ACTION ITEM:
In the Oscars debate text, which actress does Marlow first single out as deserving a Best Supporting Actress nomination?

KEVIN: For Day Two of our Oscars debates, we dive into the two categories that are guaranteed to send me into a rage fit if the presumed frontrunners don’t take home their rightful trophies: Best Supporting Actor and Best Supporting Actress. But before I take out my purple Gen-Pen and handwrite my love letters to Viola Davis and Mahershala Ali XOXO <3, should we take a minute to talk about the contenders we loved that didn’t make it onto the shortlist?
MARLOW: As much as I’d pay to witness a Viola Davis-inspired KFal rage fit, I’m inclined to agree. And yes, there were many, many (sometimes more) deserving performances that didn’t make it in the supporting categories. The first I’d like to single out is Kathryn Hahn, who is a total riot as the raunchiest of the titular Bad Moms. The Academy has an embarrassing history of overlooking stellar comedic performances—especially by women—and Hahn, with her deft comedic timing and balls to the wall turn, deserved a Best Supporting Actress nod. She’s excellent in Captain Fantastic, as well.

Document understanding data
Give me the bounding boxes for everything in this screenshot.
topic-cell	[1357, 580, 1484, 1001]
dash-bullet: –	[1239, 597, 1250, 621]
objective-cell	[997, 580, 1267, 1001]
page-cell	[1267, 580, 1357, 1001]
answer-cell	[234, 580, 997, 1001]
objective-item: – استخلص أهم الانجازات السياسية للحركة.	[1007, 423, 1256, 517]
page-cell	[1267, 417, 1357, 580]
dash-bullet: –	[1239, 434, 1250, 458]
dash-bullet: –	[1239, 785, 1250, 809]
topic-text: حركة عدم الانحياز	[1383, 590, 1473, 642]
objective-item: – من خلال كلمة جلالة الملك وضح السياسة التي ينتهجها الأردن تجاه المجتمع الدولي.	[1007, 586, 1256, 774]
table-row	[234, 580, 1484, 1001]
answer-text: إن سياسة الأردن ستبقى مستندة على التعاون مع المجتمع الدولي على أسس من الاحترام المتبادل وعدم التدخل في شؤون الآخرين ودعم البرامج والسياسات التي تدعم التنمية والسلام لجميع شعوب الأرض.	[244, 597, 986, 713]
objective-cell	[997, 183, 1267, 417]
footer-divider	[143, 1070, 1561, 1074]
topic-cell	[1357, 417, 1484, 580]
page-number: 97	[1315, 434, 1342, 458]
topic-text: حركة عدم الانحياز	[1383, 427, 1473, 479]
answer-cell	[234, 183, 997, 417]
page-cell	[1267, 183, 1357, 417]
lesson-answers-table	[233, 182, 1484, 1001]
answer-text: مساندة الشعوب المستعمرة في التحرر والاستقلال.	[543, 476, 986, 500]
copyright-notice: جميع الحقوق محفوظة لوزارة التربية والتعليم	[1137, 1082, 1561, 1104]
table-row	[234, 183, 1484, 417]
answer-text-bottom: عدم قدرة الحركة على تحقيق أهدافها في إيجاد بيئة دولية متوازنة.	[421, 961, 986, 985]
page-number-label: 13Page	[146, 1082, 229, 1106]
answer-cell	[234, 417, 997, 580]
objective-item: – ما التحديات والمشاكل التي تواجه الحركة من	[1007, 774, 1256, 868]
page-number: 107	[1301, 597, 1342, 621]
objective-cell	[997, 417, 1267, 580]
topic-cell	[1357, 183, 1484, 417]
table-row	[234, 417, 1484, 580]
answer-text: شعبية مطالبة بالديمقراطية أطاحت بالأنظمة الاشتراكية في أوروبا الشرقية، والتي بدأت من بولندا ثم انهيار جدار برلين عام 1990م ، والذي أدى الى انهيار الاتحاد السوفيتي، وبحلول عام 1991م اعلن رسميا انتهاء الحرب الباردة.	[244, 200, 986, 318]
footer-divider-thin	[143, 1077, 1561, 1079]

SOLUTION FOR THIS PROBLEM:
Kathryn Hahn